Data rows:

>> BEGIN

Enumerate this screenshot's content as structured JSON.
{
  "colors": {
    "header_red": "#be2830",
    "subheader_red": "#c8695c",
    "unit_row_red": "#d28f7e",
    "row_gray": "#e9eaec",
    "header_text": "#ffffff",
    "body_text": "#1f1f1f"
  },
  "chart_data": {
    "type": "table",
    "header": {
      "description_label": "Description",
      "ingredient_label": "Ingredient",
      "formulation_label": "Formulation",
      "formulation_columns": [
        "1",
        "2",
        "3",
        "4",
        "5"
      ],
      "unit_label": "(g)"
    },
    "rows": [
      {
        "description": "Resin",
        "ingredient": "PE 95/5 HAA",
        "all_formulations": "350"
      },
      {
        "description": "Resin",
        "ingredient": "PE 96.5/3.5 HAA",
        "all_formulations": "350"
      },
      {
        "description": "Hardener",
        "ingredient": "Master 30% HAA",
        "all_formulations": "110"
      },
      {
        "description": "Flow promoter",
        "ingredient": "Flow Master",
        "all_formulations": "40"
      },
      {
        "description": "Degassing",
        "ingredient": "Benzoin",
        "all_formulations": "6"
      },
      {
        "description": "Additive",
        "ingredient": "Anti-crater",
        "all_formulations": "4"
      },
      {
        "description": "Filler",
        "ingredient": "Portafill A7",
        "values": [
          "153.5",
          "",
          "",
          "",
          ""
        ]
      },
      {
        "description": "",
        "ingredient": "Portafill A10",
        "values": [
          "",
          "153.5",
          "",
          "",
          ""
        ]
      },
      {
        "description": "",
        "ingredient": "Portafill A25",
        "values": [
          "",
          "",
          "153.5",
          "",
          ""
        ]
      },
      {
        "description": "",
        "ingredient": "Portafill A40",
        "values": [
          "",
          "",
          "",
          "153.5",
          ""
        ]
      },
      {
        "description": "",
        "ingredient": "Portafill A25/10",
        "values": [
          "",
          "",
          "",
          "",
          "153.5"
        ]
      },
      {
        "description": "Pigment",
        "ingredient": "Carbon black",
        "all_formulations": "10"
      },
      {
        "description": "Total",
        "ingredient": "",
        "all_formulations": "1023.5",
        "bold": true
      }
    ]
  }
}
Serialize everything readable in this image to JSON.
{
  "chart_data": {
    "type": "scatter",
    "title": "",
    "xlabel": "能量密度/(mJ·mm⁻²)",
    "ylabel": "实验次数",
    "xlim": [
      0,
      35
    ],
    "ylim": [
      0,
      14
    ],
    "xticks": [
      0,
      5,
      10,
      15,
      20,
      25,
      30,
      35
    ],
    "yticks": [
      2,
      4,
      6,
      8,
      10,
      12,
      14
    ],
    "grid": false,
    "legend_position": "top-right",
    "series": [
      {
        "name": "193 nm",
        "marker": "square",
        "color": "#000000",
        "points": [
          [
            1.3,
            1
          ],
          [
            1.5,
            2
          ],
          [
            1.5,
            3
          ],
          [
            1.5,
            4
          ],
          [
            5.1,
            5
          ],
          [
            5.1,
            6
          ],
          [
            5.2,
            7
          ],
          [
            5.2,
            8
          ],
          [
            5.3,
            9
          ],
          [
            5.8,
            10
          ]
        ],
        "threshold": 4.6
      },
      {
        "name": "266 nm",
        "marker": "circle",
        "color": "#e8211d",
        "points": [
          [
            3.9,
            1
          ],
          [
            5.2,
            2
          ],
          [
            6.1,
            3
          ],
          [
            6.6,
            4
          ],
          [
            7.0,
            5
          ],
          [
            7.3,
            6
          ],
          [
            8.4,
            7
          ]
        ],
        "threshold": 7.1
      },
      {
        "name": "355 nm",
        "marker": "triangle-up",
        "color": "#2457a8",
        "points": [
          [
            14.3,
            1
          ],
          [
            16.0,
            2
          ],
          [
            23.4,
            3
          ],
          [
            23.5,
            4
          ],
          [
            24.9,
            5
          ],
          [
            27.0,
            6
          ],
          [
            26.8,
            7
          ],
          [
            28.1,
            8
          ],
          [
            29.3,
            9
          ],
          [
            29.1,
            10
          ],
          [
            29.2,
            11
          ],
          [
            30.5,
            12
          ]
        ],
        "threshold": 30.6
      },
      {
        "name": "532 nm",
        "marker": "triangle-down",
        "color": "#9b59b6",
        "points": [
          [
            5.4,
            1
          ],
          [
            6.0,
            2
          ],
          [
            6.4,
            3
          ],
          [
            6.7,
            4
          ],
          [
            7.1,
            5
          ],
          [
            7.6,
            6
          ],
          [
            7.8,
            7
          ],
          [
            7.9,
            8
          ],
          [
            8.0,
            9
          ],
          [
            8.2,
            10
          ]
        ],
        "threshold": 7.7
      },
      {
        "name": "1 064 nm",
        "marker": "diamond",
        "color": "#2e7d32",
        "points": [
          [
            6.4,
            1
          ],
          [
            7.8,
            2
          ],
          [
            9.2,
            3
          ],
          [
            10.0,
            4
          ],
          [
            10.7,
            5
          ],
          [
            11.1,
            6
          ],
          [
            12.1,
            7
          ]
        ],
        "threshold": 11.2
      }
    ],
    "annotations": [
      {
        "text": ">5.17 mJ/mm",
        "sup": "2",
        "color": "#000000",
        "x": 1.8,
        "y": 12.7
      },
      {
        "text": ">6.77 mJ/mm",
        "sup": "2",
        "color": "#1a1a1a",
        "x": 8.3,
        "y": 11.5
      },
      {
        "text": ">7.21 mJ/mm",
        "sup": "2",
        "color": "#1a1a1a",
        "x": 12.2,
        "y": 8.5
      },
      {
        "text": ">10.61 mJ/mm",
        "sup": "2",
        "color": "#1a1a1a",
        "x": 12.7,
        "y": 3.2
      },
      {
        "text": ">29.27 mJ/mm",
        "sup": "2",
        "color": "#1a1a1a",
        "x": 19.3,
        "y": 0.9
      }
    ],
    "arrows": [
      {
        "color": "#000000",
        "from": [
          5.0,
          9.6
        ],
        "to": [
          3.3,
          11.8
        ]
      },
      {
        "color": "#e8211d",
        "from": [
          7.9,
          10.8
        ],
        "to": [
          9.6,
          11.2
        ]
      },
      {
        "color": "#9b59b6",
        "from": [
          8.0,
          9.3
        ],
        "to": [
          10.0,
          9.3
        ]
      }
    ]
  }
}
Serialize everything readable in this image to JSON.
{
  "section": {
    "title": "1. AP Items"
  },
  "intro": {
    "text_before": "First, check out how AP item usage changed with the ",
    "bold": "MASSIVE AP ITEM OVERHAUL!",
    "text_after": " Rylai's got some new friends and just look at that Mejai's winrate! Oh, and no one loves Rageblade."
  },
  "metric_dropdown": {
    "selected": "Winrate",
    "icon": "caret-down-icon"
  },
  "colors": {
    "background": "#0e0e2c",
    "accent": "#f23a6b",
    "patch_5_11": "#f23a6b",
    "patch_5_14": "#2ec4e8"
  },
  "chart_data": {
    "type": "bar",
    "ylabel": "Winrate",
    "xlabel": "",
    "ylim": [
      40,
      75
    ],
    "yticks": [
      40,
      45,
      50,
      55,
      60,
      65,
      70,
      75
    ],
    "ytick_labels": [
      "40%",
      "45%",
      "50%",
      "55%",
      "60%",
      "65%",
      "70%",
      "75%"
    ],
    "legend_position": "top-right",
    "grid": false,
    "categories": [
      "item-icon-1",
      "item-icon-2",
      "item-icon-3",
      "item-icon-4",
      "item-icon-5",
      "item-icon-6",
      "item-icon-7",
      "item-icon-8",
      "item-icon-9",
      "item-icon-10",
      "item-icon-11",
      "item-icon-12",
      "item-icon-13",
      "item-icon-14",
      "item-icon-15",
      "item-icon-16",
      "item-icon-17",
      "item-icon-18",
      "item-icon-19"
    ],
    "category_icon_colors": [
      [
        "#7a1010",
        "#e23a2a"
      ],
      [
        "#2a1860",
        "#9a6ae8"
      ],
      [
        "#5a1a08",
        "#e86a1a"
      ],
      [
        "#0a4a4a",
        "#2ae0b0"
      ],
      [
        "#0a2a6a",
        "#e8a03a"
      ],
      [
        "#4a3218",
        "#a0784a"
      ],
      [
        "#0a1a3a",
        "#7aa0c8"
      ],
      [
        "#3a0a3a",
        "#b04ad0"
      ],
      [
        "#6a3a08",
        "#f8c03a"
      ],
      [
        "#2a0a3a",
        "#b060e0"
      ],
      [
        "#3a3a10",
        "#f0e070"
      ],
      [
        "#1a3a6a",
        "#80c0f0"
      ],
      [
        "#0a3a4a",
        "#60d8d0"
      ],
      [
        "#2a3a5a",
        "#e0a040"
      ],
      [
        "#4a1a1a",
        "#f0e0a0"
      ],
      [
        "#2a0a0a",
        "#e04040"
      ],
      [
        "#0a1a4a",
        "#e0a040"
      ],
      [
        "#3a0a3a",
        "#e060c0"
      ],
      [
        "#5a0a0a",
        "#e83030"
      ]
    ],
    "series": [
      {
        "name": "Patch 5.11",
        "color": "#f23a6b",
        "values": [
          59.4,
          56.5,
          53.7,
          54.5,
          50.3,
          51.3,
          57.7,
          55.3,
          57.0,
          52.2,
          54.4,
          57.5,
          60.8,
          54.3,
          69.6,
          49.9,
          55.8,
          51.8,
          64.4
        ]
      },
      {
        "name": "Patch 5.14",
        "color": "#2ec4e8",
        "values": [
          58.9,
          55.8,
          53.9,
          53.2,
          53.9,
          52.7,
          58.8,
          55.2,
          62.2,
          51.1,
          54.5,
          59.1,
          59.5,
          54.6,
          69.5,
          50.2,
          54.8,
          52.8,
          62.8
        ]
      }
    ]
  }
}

>> END

What you are asked to do: Say the number of lines in the listing that hold "triangle", with no added words.

Finished exercise: 2